News 22 June 2015

New focus on chronic fatigue

New focus on chronic fatigue - Featured Image
Authored by
Nicole Mackee
A RENEWED focus on improving the diagnosis and management of patients with chronic fatigue has been welcomed, but an Australian expert says there is a long way to go before this complex illness is well understood.
 
Dr Robert Loblay, director of the Royal Prince Alfred Hospital Allergy Unit in Sydney, said the new focus in the US drew attention to the many unanswered questions regarding myalgic encephalomyelitis/chronic fatigue syndrome (ME/CFS), but it did not offer a significant advance on the current knowledge base.
 
Dr Loblay said it was disappointing, but not surprising, that little progress had been made in the area of ME/CFS since he co-convened a working group to develop CFS clinical guidelines published in 2002. (1)
 
His comments follow the publication in the Annals of Internal Medicine of reviews of treatment and of diagnostic methods for ME/CFS as well as a position paper. (2)
 
The position paper called for renewed research efforts and proposed a new case definition and a new name for the illness — systemic exertion intolerance disease.
 
Dr Loblay said the call for a new case definition was “misguided”.
 
“The purpose of having an agreed case definition is so [research] results can be compared between different studies”, he said. “What they are not really grasping is that there is no clear dividing line between people who get lesser degrees of those symptoms and those who have more severe degrees which leave them in a much more debilitated and disabled state. It’s a spectrum.”
 
An editorial accompanying the US reviews stated that a key message in the papers was that ME/CFS was a “real illness”. (3)
 
“When skeptical physicians … tell patients with ME/CFS that ‘there is nothing wrong,’ they not only commit a diagnostic error: They also compound the patients’ suffering.”
 
Dr Loblay said the papers highlighted continued sceptisim around this illness in the US, but said in his experience such resistance to this diagnosis was no longer common in Australia.
 
“Subjectively, I do think attitudes have changed. Certainly among the younger doctors, there is much more willingness to accept that people with this condition are genuinely ill. Even though we don’t understand what’s causing [their illness], these patients deserve a careful evaluation and whatever treatment modalities might seem appropriate for the individual”, he said.
 
Professor Donald Staines, co-director of Griffith University’s National Centre for Neuroimmunology and Emerging Diseases (NCNED), said the Annals of Internal Medicine editorial was “right on the money”.
 
“It alludes to the fact that some medical practitioners are cautious about the diagnosis — some are even sceptical — because no laboratory test to diagnose this illness has been developed”, he said.

» **Required work**:
1. In the news article on chronic fatigue, what new name for the illness does the position paper propose?
2. List every person named in the news article on chronic fatigue.
3. Continue the news article on chronic fatigue with the paragraphs that follow its final sentence.

» **Records provided**:
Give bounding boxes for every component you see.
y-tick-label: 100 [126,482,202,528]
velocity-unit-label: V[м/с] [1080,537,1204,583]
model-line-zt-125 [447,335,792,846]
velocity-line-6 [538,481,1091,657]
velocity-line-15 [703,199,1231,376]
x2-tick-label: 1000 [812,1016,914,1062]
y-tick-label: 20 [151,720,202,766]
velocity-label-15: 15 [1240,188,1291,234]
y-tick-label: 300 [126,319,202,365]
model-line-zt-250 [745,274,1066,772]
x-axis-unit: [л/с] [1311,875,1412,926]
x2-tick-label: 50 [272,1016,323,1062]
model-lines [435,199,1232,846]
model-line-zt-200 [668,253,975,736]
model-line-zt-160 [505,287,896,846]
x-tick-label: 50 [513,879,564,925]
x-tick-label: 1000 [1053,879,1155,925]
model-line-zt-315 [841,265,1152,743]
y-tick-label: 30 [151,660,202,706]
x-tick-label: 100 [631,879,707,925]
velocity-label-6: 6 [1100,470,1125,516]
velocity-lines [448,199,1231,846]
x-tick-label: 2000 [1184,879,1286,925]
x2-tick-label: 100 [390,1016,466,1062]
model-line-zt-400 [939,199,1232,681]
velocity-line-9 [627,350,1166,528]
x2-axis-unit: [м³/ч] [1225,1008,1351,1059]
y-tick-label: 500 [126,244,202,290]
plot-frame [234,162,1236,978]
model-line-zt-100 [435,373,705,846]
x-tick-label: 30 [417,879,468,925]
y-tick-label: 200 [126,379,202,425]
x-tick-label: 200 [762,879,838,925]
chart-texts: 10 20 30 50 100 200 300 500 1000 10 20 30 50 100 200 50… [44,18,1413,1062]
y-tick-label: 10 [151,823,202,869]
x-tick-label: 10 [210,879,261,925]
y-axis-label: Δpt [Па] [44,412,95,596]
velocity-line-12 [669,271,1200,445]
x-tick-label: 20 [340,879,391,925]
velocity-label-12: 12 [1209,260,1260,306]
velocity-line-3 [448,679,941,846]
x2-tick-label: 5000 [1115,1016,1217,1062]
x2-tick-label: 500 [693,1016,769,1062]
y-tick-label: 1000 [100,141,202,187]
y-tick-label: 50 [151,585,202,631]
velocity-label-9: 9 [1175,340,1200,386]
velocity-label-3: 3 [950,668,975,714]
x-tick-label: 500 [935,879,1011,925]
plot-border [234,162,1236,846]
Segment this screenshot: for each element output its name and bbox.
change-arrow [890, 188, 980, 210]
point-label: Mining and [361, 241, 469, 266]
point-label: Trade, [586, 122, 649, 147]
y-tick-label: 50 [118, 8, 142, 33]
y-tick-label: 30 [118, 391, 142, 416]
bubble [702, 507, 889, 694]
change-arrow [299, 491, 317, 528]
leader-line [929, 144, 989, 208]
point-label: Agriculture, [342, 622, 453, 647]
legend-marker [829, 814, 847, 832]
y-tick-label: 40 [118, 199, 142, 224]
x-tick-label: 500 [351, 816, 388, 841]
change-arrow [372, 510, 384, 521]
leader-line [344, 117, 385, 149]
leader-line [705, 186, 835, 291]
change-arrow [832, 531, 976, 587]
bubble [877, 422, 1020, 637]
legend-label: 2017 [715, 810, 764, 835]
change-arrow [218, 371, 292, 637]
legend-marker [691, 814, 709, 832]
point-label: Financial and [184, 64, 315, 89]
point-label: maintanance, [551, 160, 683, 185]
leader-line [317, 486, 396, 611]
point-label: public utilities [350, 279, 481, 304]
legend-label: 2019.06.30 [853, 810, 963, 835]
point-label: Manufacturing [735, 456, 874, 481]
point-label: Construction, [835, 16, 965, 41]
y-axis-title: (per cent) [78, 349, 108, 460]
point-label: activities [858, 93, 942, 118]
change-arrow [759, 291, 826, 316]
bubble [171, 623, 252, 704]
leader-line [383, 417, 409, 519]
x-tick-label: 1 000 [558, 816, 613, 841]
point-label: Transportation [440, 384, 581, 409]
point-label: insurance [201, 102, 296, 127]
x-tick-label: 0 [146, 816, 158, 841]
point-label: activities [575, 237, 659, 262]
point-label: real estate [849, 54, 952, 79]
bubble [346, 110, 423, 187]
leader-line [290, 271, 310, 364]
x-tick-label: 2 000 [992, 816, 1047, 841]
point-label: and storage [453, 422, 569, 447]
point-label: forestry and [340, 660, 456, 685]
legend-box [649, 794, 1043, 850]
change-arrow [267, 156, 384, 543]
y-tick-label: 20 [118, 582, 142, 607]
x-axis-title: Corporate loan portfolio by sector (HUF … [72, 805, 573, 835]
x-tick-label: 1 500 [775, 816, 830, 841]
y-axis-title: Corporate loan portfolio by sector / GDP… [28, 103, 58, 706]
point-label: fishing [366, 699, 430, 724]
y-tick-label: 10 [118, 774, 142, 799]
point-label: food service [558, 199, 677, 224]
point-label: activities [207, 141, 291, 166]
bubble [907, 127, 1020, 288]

» **Task-by-task outputs**:
1. Systemic exertion intolerance disease.

2. Nicole Mackee, Dr Robert Loblay, Professor Donald Staines

3.
 
However, Professor Staines, who runs a specialised ME/CFS clinic at the university, said he recognised the “extraordinary difficulty” in diagnosing this illness.
 
“I really empathise with GPs because there is an extraordinary range of reasonably common clinical conditions that also produce debilitating fatigue. For example, people with thyroid disease, diabetes and other autoimmune diseases”, he said.
 
“By the time we get to see patients [in the clinic] they have been very thoroughly investigated for other things and that’s the way it should be, because until we get a sensitive and specific test, it is a diagnosis of exclusion.”
 
He said an international case definition had helped define the symptom presentation of the illness. (4)
 
Professor Staines and colleagues recently published research identifying genetic variances in patients with ME/CFS that might hold the key to understanding the pathology of this illness. (5), (6)
 
He said the identification of single nucleotide polymorphisms (SNPs) both in transient receptor potential ion channels and acetylcholine receptors in patients with ME/CFS provided some clues to the biological basis of the condition.
 
The presence of SNPs in the genes of these two important receptors could lead to heightened sensitivity to physical and chemical threats and impaired nervous system functioning.
 
Professor Staines said if the nature of the receptor was changed, it could not do its job and create impairment. “That’s what we think is going on with ME/CFS.”
 
Investigations were continuing at NCNED, he said.
 
Dr Loblay said the NCNED findings were intriguing and represented a small step forward.
 
However, he said it was likely epigenetics also played a role in the development of ME/CFS and only through the study of difficult-to-access brain and nervous system tissue would this mechanism be fully understood.